Visual layout records
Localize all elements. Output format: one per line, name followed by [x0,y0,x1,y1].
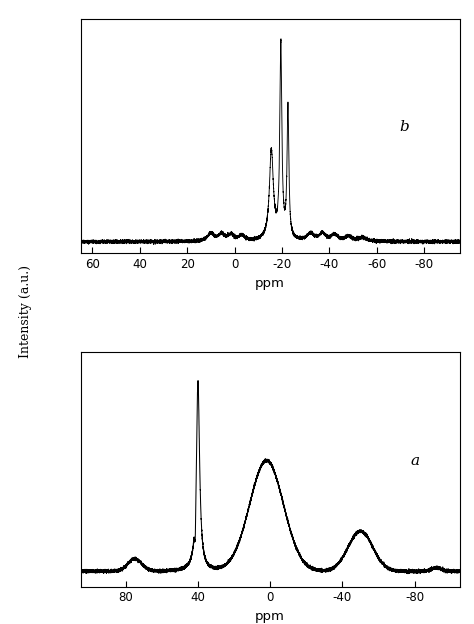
Text: a: a [410,454,419,467]
X-axis label: ppm: ppm [255,277,285,290]
X-axis label: ppm: ppm [255,610,285,623]
Text: b: b [399,120,409,134]
Text: Intensity (a.u.): Intensity (a.u.) [19,265,32,359]
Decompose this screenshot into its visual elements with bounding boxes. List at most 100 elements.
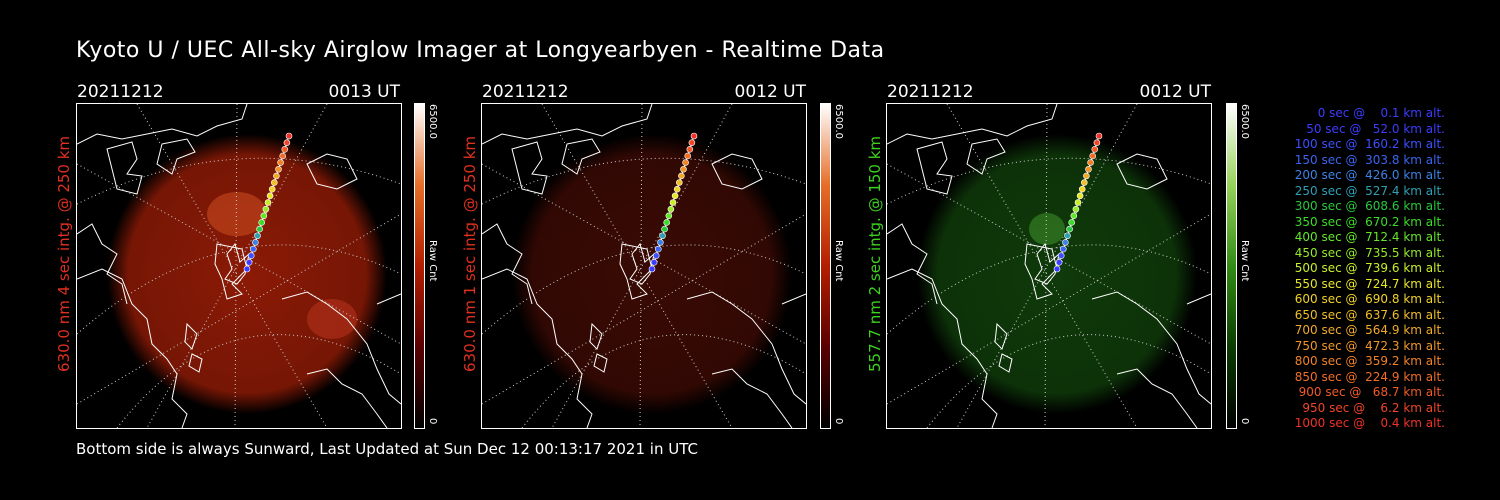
trajectory-point [669, 199, 677, 206]
trajectory-legend: 0 sec @ 0.1 km alt. 50 sec @ 52.0 km alt.… [1255, 106, 1445, 432]
coastline [1116, 368, 1198, 428]
panel-2-colorbar [820, 103, 831, 429]
trajectory-point [262, 205, 270, 213]
trajectory-point [648, 265, 656, 273]
grid-line [482, 157, 806, 205]
trajectory-point [1085, 165, 1092, 173]
trajectory-point [1064, 232, 1071, 240]
panel-2-ylabel: 630.0 nm 1 sec intg. @ 250 km [461, 135, 479, 372]
legend-row: 500 sec @ 739.6 km alt. [1294, 261, 1445, 275]
trajectory-point [1087, 159, 1094, 166]
trajectory-point [1093, 139, 1101, 146]
trajectory-point [673, 185, 681, 193]
coastline [281, 291, 401, 405]
coastline [887, 268, 998, 428]
legend-row: 100 sec @ 160.2 km alt. [1294, 137, 1445, 151]
trajectory-point [1055, 259, 1063, 266]
coastline [306, 153, 358, 190]
trajectory-point [281, 145, 289, 153]
panel-2-cbar-max: 6500.0 [833, 104, 844, 139]
legend-row: 450 sec @ 735.5 km alt. [1294, 245, 1445, 260]
trajectory-point [665, 212, 673, 220]
panel-2-image [481, 103, 807, 429]
coastline [1091, 291, 1211, 405]
coastline [998, 353, 1013, 373]
trajectory-point [1066, 225, 1073, 233]
trajectory-point [1074, 199, 1082, 206]
trajectory-point [1095, 132, 1103, 140]
trajectory-point [245, 259, 253, 266]
panel-3-cbar-unit: Raw Cnt [1239, 240, 1250, 282]
trajectory-point [266, 192, 274, 200]
coastline [686, 291, 806, 405]
coastline [306, 368, 388, 428]
trajectory-point [260, 212, 268, 220]
trajectory-point [1072, 205, 1080, 213]
trajectory-point [686, 145, 694, 153]
panel-1-cbar-unit: Raw Cnt [427, 240, 438, 282]
panel-2-time: 0012 UT [734, 82, 807, 102]
svalbard-outline [224, 242, 250, 285]
coastline [482, 268, 593, 428]
legend-row: 400 sec @ 712.4 km alt. [1294, 230, 1445, 244]
coastline [711, 368, 793, 428]
coastline [1116, 153, 1168, 190]
panel-1-ylabel: 630.0 nm 4 sec intg. @ 250 km [55, 135, 73, 372]
panel-3-time: 0012 UT [1139, 82, 1212, 102]
trajectory-point [652, 252, 660, 259]
trajectory-point [1078, 185, 1086, 193]
panel-2-date: 20211212 [482, 82, 569, 102]
grid-line [887, 157, 1211, 205]
footer-note: Bottom side is always Sunward, Last Upda… [76, 440, 698, 458]
panel-3-cbar-max: 6500.0 [1239, 104, 1250, 139]
legend-row: 300 sec @ 608.6 km alt. [1294, 199, 1445, 213]
coastline [482, 223, 533, 305]
trajectory-point [1053, 265, 1061, 273]
grid-line [482, 163, 806, 345]
coastline [781, 293, 806, 305]
grid-line [887, 244, 1211, 335]
coastline [916, 141, 953, 195]
coastline [619, 243, 653, 300]
coastline [77, 104, 248, 145]
grid-line [77, 244, 401, 335]
grid-line [926, 334, 1211, 428]
trajectory-point [650, 259, 658, 266]
coastline [77, 223, 128, 305]
trajectory-point [252, 239, 259, 246]
legend-row: 0 sec @ 0.1 km alt. [1317, 106, 1445, 120]
trajectory-point [1068, 219, 1075, 226]
grid-line [887, 163, 1211, 345]
coastline [482, 104, 653, 145]
trajectory-point [254, 232, 261, 240]
airglow-disk [512, 134, 792, 414]
trajectory-point [271, 179, 278, 186]
coastline [511, 141, 548, 195]
page-title: Kyoto U / UEC All-sky Airglow Imager at … [76, 38, 885, 63]
legend-row: 750 sec @ 472.3 km alt. [1294, 338, 1445, 353]
trajectory-point [657, 239, 664, 246]
coastline [184, 322, 198, 350]
legend-row: 1000 sec @ 0.4 km alt. [1294, 416, 1445, 430]
coastline [77, 268, 188, 428]
trajectory-point [250, 245, 257, 253]
coastline [214, 243, 248, 300]
airglow-patch [1029, 213, 1065, 245]
trajectory-point [676, 179, 683, 186]
coastline [966, 138, 1006, 175]
trajectory-point [256, 225, 263, 233]
trajectory-point [684, 152, 691, 160]
coastline [1186, 293, 1211, 305]
coastline [887, 223, 938, 305]
legend-row: 700 sec @ 564.9 km alt. [1294, 323, 1445, 337]
coastline [994, 322, 1008, 350]
panel-1-colorbar [414, 103, 425, 429]
panel-2-cbar-min: 0 [833, 418, 844, 425]
trajectory-point [247, 252, 255, 259]
legend-row: 600 sec @ 690.8 km alt. [1294, 292, 1445, 306]
trajectory-point [283, 139, 291, 146]
trajectory-point [1057, 252, 1065, 259]
trajectory-point [678, 172, 685, 180]
trajectory-point [264, 199, 272, 206]
panel-1-time: 0013 UT [328, 82, 401, 102]
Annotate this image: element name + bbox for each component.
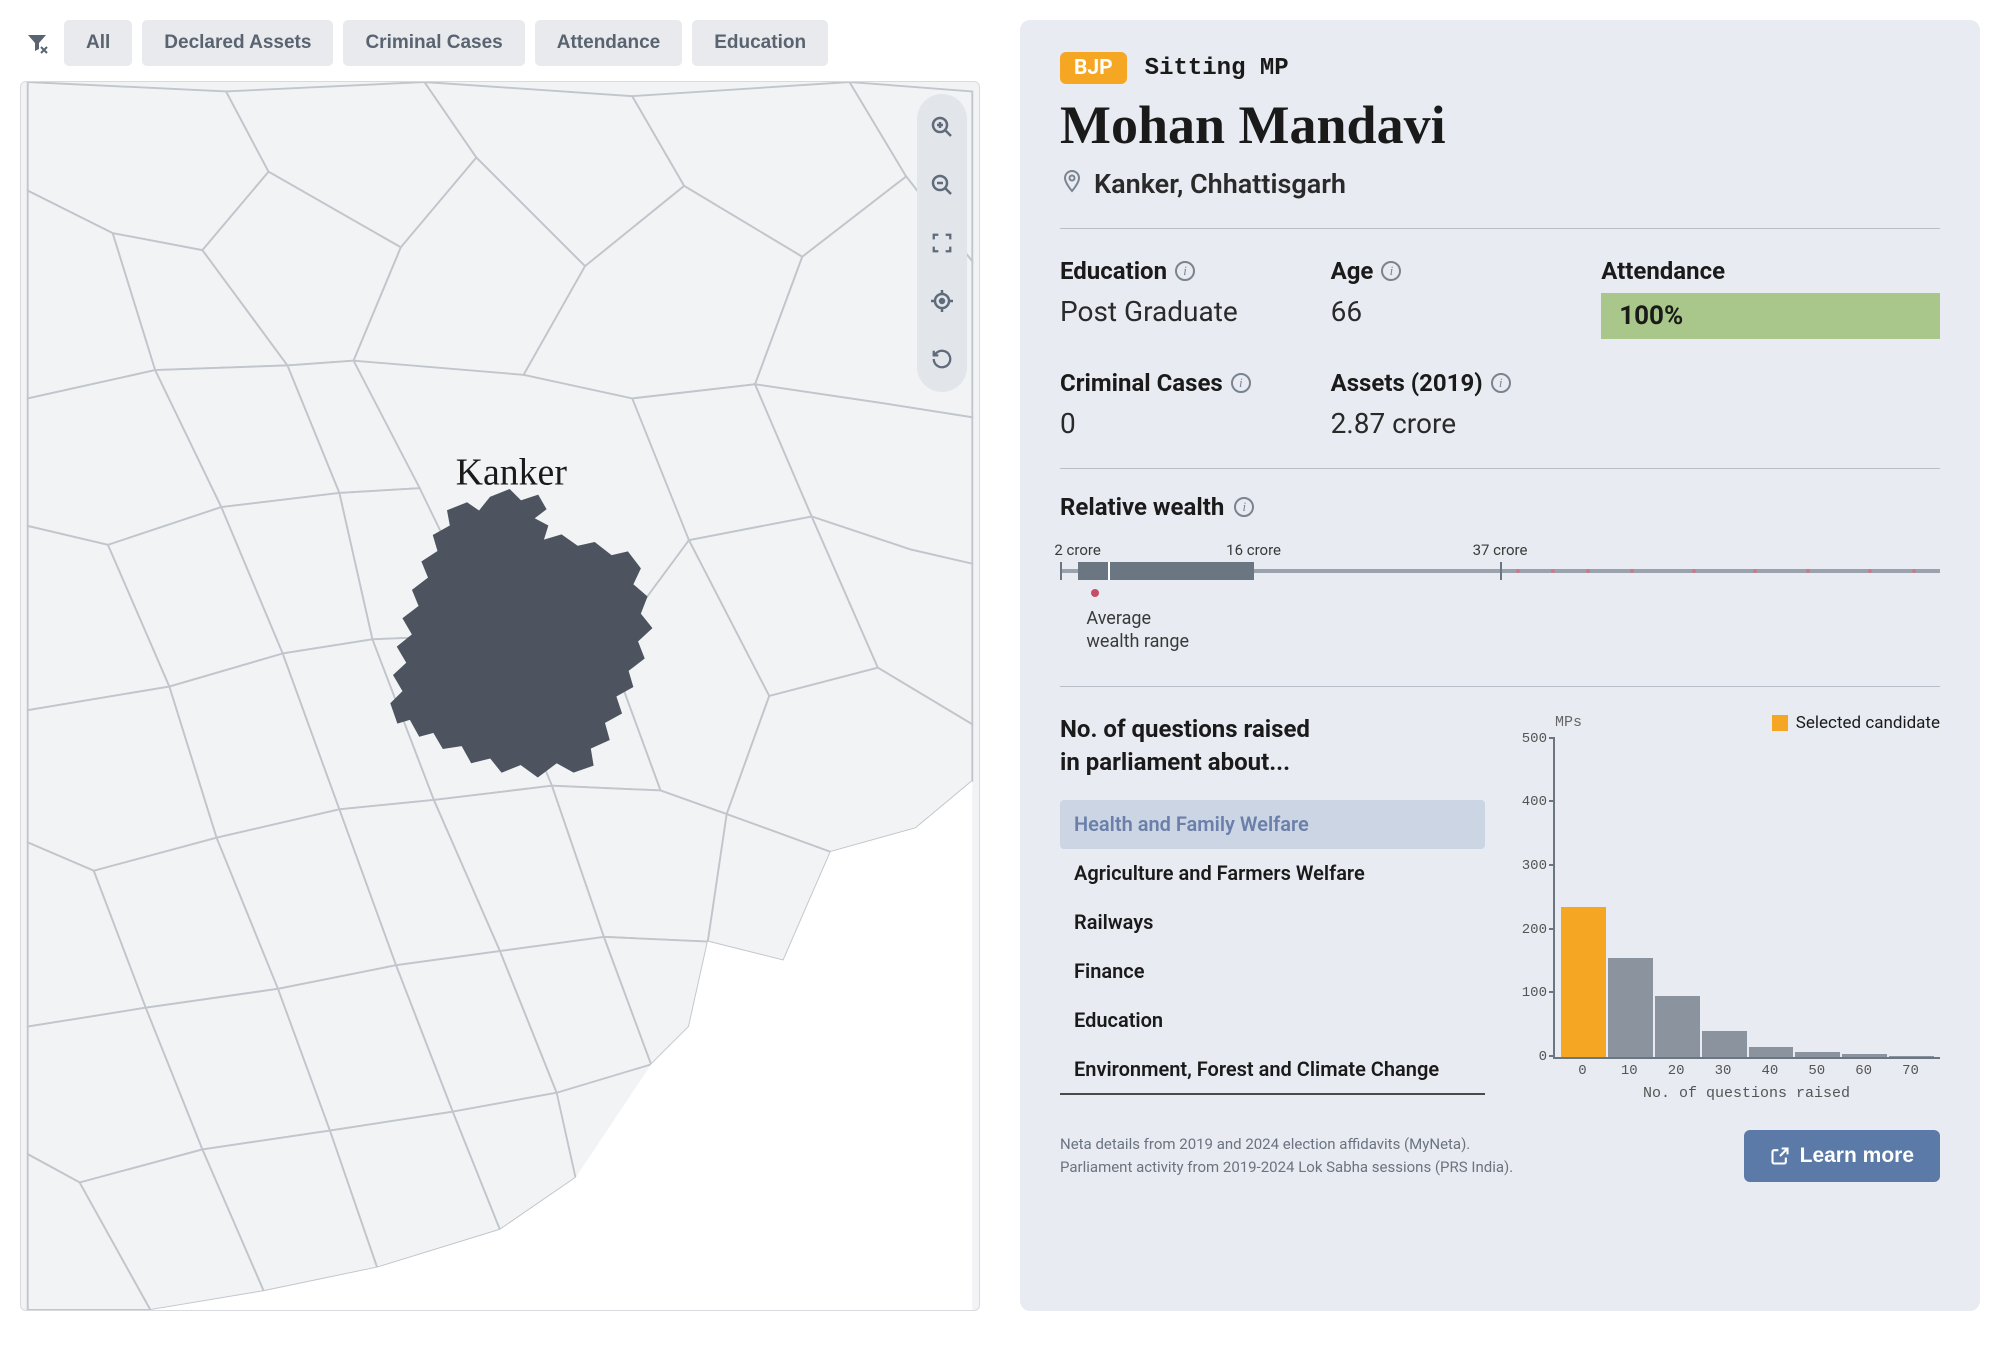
locate-icon[interactable] — [917, 276, 967, 326]
topic-agriculture[interactable]: Agriculture and Farmers Welfare — [1060, 849, 1485, 898]
attendance-label: Attendance — [1601, 257, 1940, 285]
legend-selected: Selected candidate — [1772, 713, 1940, 733]
location-text: Kanker, Chhattisgarh — [1094, 168, 1346, 200]
map-label-kanker: Kanker — [456, 451, 568, 493]
learn-more-button[interactable]: Learn more — [1744, 1130, 1940, 1182]
status-label: Sitting MP — [1145, 55, 1289, 82]
topic-health[interactable]: Health and Family Welfare — [1060, 800, 1485, 849]
fullscreen-icon[interactable] — [917, 218, 967, 268]
filter-clear-icon[interactable] — [20, 26, 54, 60]
histogram-bar — [1889, 1056, 1934, 1057]
constituency-map[interactable]: Kanker — [21, 82, 979, 1310]
education-label: Education i — [1060, 257, 1321, 285]
histogram-bar — [1749, 1047, 1794, 1057]
cases-label: Criminal Cases i — [1060, 369, 1321, 397]
topic-list: Health and Family Welfare Agriculture an… — [1060, 800, 1485, 1095]
age-value: 66 — [1331, 295, 1592, 328]
assets-label: Assets (2019) i — [1331, 369, 1592, 397]
filter-education-button[interactable]: Education — [692, 20, 828, 66]
wealth-ticks: 2 crore 16 crore 37 crore — [1060, 541, 1940, 559]
histogram-bar — [1655, 996, 1700, 1056]
info-icon[interactable]: i — [1491, 373, 1511, 393]
topic-education[interactable]: Education — [1060, 996, 1485, 1045]
reset-icon[interactable] — [917, 334, 967, 384]
external-link-icon — [1770, 1146, 1790, 1166]
legend-swatch-icon — [1772, 715, 1788, 731]
zoom-in-icon[interactable] — [917, 102, 967, 152]
filter-assets-button[interactable]: Declared Assets — [142, 20, 333, 66]
legend-mps: MPs — [1555, 714, 1582, 731]
filter-cases-button[interactable]: Criminal Cases — [343, 20, 524, 66]
footnote: Neta details from 2019 and 2024 election… — [1060, 1133, 1513, 1178]
histogram-bar — [1842, 1054, 1887, 1057]
info-icon[interactable]: i — [1381, 261, 1401, 281]
wealth-title: Relative wealth i — [1060, 493, 1940, 521]
profile-panel: BJP Sitting MP Mohan Mandavi Kanker, Chh… — [1020, 20, 1980, 1311]
questions-title: No. of questions raised in parliament ab… — [1060, 713, 1485, 780]
info-icon[interactable]: i — [1231, 373, 1251, 393]
filter-all-button[interactable]: All — [64, 20, 132, 66]
histogram-bar — [1702, 1031, 1747, 1056]
party-badge: BJP — [1060, 52, 1127, 84]
wealth-avg-label: Average wealth range — [1086, 607, 1940, 654]
chart-x-title: No. of questions raised — [1553, 1085, 1940, 1102]
topic-railways[interactable]: Railways — [1060, 898, 1485, 947]
info-icon[interactable]: i — [1175, 261, 1195, 281]
histogram-bar — [1608, 958, 1653, 1057]
histogram-bar — [1795, 1052, 1840, 1056]
wealth-boxplot — [1060, 559, 1940, 599]
age-label: Age i — [1331, 257, 1592, 285]
location-icon — [1060, 168, 1084, 200]
map-controls — [917, 94, 967, 392]
filter-bar: All Declared Assets Criminal Cases Atten… — [20, 20, 980, 66]
attendance-value: 100% — [1601, 293, 1940, 339]
education-value: Post Graduate — [1060, 295, 1321, 328]
info-icon[interactable]: i — [1234, 497, 1254, 517]
assets-value: 2.87 crore — [1331, 407, 1592, 440]
person-name: Mohan Mandavi — [1060, 94, 1940, 156]
map-area[interactable]: Kanker — [20, 81, 980, 1311]
cases-value: 0 — [1060, 407, 1321, 440]
filter-attendance-button[interactable]: Attendance — [535, 20, 682, 66]
topic-environment[interactable]: Environment, Forest and Climate Change — [1060, 1045, 1485, 1095]
questions-chart: MPs Selected candidate 0100200300400500 … — [1515, 713, 1940, 1102]
topic-finance[interactable]: Finance — [1060, 947, 1485, 996]
histogram-bar — [1561, 907, 1606, 1056]
zoom-out-icon[interactable] — [917, 160, 967, 210]
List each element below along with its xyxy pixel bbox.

» **Written instruction**
Write out the lines of the items above, starting with the line that contains "Text: a: a [410,454,419,467]" and going on through the line that contains "Decompose this screenshot", reproducing each one exactly.

» **Exercise solution**
Text: a: a [410,454,419,467]
X-axis label: ppm: ppm [255,277,285,290]
X-axis label: ppm: ppm [255,610,285,623]
Text: b: b [399,120,409,134]
Text: Intensity (a.u.): Intensity (a.u.) [19,265,32,359]
Decompose this screenshot into its visual elements with bounding boxes. List at most 100 elements.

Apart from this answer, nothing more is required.